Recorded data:
# # # # #

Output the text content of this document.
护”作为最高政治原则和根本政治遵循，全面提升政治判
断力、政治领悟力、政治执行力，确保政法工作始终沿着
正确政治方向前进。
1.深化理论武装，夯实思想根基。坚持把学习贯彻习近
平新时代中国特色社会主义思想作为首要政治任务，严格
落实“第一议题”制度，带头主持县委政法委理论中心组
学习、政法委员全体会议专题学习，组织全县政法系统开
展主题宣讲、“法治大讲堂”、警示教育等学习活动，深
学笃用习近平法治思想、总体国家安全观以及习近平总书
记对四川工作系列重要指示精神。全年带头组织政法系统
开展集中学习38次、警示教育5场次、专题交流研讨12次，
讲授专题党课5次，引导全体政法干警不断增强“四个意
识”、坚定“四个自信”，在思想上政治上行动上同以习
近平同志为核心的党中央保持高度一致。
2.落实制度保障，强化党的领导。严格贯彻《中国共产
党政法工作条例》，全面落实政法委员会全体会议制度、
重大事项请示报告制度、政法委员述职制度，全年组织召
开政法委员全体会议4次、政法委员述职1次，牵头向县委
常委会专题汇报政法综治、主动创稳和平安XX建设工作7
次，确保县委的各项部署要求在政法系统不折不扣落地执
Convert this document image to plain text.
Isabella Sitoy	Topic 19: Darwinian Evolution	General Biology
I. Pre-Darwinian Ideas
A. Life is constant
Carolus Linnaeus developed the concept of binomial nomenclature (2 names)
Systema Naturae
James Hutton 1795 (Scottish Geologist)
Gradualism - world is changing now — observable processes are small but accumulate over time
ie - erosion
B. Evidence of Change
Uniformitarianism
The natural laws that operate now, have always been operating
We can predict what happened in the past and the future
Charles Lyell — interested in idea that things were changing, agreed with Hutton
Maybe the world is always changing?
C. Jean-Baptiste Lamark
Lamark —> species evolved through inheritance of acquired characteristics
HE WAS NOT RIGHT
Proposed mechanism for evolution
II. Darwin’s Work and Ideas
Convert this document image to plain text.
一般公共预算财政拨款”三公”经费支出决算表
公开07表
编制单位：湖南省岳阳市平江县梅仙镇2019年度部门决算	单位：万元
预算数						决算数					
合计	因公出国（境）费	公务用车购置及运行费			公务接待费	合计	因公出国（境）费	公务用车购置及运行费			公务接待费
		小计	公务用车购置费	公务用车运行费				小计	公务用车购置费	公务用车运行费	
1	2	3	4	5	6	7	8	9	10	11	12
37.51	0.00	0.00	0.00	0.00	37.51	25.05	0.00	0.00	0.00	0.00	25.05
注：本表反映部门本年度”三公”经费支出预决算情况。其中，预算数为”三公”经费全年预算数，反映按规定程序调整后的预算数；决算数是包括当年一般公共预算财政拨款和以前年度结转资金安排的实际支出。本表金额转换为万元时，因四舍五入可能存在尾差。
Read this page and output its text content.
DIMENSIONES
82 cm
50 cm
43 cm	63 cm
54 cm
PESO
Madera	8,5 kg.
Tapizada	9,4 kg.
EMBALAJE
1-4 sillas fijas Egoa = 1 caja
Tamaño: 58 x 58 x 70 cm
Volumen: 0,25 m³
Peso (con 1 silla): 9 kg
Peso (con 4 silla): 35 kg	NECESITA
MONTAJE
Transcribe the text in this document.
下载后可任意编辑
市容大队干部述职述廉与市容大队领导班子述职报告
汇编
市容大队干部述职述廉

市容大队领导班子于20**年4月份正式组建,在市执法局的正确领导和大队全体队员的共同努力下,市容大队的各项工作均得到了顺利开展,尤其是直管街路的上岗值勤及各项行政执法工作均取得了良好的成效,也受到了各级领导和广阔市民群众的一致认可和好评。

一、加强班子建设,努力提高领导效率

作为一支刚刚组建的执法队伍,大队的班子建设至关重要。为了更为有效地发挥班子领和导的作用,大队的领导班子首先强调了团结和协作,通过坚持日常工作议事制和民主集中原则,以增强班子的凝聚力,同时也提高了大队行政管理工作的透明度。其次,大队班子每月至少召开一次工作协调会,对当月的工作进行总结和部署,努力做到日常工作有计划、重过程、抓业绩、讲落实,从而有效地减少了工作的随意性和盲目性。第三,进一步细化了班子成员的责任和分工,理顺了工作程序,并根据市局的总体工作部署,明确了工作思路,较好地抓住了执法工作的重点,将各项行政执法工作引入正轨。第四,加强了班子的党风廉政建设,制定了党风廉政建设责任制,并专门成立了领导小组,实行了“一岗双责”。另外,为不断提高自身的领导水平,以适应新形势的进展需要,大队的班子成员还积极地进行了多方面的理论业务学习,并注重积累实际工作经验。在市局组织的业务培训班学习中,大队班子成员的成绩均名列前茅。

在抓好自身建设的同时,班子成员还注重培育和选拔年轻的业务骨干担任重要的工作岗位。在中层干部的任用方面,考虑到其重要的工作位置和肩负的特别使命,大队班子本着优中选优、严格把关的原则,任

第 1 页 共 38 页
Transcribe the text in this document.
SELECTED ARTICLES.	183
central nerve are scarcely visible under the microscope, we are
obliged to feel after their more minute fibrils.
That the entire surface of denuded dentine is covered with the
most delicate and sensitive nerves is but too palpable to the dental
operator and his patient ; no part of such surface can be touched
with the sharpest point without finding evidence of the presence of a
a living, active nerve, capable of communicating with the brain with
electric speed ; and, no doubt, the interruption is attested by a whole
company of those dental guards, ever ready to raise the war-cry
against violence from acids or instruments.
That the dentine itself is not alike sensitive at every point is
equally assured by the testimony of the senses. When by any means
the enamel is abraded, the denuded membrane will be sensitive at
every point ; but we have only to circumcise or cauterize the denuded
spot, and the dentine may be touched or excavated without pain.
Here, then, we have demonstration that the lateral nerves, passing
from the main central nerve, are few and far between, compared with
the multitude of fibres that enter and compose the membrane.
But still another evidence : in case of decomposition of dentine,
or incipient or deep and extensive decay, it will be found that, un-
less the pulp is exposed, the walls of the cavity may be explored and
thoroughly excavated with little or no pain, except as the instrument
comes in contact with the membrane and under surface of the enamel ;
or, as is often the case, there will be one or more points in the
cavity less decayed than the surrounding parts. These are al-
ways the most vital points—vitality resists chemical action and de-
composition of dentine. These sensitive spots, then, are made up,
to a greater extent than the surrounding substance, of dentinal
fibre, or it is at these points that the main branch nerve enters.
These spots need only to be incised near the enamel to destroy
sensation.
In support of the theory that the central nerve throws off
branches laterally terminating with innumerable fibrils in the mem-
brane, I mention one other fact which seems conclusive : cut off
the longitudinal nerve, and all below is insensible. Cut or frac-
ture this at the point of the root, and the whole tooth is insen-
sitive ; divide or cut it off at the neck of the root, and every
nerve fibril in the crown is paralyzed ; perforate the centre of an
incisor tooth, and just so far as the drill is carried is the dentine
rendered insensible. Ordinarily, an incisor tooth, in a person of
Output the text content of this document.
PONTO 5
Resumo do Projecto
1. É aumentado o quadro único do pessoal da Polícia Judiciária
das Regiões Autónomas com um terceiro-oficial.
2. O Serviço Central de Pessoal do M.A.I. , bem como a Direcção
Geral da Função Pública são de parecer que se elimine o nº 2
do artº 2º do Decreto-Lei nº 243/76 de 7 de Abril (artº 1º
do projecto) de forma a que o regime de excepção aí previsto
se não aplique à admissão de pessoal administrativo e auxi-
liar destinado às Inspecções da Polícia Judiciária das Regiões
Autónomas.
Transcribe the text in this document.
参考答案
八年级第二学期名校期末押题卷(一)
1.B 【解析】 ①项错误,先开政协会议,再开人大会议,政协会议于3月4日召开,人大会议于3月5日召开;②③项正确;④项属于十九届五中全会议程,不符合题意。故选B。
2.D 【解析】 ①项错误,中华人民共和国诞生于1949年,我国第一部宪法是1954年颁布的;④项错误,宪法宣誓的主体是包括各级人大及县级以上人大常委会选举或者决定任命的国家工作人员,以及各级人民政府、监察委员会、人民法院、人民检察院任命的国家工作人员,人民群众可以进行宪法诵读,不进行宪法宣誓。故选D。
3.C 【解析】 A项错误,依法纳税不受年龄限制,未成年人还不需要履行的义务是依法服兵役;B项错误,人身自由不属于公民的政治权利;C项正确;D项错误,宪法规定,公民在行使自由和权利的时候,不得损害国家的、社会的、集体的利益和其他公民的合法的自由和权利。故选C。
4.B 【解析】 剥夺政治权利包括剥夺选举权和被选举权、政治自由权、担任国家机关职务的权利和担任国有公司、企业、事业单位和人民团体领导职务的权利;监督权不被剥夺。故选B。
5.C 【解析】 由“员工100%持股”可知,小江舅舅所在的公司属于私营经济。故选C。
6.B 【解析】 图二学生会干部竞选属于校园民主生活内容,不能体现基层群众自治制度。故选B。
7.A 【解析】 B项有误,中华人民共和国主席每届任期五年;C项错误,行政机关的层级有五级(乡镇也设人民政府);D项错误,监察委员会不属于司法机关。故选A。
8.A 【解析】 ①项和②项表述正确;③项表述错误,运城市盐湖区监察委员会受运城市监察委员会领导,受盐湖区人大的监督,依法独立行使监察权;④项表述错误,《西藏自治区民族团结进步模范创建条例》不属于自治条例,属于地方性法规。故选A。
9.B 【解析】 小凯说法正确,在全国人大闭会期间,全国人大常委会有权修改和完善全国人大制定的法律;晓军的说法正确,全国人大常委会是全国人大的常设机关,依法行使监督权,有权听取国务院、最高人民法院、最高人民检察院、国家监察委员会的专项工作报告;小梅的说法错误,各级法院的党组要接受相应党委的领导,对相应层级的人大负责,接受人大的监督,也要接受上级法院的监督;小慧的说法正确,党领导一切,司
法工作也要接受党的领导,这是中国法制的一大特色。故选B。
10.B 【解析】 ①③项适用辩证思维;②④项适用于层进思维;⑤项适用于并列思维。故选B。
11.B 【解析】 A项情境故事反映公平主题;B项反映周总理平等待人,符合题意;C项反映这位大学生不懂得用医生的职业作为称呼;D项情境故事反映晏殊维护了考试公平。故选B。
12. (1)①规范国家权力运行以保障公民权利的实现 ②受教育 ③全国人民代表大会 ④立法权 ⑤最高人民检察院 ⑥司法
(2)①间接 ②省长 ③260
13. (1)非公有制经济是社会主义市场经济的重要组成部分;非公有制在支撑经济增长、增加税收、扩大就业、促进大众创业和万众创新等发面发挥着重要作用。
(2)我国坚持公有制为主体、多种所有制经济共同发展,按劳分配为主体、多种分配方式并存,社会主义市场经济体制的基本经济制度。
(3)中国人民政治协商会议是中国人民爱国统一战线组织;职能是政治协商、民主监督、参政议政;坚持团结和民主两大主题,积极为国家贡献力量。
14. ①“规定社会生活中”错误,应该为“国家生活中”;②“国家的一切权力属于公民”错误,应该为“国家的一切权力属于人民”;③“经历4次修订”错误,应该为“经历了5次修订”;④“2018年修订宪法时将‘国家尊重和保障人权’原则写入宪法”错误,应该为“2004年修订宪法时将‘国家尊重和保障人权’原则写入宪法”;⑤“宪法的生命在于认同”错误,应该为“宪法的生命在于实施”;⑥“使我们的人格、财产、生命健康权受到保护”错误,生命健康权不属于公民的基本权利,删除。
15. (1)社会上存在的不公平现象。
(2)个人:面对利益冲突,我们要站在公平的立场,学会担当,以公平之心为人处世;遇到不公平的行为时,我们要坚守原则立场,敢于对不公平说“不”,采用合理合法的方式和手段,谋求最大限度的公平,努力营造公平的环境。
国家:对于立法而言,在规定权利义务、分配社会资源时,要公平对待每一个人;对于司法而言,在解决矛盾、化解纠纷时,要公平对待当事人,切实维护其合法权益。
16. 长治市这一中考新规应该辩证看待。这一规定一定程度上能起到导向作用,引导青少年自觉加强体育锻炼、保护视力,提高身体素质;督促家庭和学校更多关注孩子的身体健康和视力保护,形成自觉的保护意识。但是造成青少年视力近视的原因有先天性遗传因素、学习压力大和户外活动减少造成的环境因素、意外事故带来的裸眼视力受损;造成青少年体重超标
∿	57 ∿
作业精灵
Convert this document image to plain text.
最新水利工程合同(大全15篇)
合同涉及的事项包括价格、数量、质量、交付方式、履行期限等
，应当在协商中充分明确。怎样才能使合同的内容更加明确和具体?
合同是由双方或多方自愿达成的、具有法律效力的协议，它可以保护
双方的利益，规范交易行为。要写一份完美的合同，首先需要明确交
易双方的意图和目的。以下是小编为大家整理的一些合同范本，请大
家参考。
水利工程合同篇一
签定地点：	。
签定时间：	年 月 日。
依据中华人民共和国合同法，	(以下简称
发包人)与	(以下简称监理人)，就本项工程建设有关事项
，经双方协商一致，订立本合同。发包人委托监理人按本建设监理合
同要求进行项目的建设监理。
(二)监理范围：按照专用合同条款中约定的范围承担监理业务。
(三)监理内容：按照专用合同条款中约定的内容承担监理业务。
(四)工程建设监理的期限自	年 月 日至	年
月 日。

# # # # #

**Description of the task**
Please list every line of the records that contains "Polícia".

**The output**
1. É aumentado o quadro único do pessoal da Polícia Judiciária
liar destinado às Inspecções da Polícia Judiciária das Regiões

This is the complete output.